**Objective:**
Find how many lines in the material contain "mean"; your answer should be that number alone.

(Records that describe figures)
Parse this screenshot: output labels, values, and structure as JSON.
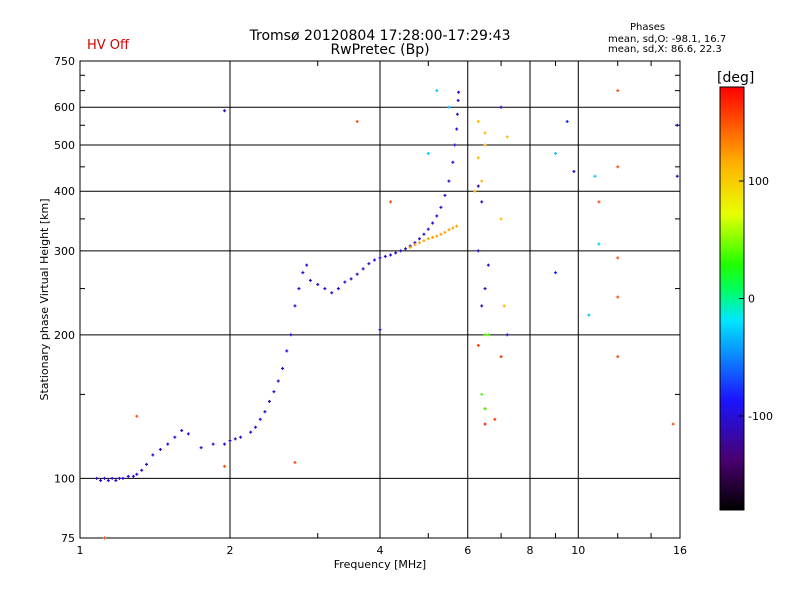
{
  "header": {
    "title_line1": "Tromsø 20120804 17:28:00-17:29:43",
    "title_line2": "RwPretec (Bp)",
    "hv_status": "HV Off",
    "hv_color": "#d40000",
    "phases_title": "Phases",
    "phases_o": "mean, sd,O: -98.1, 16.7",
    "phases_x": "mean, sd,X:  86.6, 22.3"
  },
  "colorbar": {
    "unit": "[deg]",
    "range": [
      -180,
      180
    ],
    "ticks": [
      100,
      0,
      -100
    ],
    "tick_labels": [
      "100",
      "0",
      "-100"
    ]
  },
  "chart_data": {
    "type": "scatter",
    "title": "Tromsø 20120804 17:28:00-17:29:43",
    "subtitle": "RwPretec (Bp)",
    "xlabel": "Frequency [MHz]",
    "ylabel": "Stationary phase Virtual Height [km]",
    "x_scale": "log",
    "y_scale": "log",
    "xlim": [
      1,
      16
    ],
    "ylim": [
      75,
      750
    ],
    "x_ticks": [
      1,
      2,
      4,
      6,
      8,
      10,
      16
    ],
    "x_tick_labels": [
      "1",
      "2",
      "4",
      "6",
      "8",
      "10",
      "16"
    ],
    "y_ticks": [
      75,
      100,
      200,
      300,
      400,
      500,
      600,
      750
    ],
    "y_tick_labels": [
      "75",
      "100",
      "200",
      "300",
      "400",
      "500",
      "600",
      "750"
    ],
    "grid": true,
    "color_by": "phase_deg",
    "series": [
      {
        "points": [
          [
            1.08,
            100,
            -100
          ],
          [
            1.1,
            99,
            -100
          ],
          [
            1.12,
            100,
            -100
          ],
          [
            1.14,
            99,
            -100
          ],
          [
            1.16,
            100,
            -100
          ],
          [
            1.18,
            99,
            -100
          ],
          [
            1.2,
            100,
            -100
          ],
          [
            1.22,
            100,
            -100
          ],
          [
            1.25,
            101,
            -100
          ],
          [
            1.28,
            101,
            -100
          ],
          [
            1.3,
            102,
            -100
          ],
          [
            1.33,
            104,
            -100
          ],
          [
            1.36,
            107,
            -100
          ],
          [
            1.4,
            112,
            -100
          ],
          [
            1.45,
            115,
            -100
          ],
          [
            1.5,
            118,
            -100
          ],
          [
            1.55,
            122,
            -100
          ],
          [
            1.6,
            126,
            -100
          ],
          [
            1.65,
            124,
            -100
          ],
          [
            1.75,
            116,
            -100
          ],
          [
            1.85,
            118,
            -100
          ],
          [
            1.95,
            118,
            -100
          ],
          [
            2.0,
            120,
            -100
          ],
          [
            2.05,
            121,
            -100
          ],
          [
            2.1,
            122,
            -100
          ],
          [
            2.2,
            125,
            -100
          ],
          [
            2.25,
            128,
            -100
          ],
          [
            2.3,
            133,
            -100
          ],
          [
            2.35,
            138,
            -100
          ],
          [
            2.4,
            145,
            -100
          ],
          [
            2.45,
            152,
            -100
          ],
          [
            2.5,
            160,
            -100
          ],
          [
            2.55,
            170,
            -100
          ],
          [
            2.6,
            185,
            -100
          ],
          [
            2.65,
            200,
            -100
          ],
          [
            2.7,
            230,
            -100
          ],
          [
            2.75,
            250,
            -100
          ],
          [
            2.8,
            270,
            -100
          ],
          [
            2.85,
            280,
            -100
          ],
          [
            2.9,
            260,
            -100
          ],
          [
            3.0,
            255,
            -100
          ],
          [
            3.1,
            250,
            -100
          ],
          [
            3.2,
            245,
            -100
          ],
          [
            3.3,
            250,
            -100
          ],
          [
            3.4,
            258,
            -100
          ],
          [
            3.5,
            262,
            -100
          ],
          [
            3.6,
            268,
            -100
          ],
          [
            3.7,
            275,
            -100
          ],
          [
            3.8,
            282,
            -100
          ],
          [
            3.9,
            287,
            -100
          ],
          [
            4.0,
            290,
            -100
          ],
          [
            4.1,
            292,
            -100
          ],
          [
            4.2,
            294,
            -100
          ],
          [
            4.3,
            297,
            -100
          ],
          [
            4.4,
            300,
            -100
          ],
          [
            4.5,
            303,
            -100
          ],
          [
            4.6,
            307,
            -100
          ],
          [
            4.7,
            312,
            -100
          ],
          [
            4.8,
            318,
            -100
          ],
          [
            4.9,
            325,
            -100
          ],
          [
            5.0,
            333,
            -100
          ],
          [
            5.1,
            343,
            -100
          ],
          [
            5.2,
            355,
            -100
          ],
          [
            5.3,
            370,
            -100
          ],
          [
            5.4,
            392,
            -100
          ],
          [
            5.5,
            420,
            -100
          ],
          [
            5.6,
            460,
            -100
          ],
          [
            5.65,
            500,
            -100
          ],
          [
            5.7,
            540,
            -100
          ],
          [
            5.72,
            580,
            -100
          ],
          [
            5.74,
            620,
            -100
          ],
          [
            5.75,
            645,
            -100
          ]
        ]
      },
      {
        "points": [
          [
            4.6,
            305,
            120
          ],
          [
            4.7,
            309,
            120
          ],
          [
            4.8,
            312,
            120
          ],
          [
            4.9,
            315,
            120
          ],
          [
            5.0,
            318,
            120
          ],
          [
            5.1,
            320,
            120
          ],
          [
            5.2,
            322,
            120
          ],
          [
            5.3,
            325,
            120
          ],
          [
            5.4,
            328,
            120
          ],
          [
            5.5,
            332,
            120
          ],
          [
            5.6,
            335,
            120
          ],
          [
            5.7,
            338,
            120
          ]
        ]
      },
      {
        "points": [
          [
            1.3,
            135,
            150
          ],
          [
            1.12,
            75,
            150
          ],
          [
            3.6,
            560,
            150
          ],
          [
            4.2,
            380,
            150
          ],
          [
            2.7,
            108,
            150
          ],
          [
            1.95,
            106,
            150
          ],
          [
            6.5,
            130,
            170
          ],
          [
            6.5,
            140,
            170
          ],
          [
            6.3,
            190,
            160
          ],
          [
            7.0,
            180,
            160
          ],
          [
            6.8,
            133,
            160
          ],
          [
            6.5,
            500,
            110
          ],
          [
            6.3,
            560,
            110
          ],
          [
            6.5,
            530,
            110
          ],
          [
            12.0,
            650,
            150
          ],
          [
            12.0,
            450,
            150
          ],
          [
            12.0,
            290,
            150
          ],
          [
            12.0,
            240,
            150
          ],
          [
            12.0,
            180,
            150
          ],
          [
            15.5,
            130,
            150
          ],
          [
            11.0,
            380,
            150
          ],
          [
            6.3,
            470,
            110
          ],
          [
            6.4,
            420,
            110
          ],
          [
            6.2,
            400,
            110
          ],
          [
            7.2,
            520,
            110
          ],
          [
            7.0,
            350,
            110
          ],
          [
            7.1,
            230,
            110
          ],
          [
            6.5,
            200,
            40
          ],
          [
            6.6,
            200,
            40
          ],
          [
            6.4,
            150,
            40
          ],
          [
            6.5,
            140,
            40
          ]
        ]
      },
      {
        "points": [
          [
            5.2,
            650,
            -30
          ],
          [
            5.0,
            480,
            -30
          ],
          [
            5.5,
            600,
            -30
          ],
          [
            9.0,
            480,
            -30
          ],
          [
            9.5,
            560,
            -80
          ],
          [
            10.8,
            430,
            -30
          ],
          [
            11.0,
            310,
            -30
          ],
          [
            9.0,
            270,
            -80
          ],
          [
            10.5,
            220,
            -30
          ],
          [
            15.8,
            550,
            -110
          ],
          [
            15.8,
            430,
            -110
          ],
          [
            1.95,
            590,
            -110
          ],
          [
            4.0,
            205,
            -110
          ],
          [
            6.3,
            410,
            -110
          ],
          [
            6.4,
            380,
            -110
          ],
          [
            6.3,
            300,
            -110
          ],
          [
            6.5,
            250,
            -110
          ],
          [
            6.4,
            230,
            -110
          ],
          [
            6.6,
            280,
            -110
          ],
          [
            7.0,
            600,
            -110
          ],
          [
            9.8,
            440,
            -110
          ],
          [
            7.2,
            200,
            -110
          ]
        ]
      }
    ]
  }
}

**Result of this task:**
2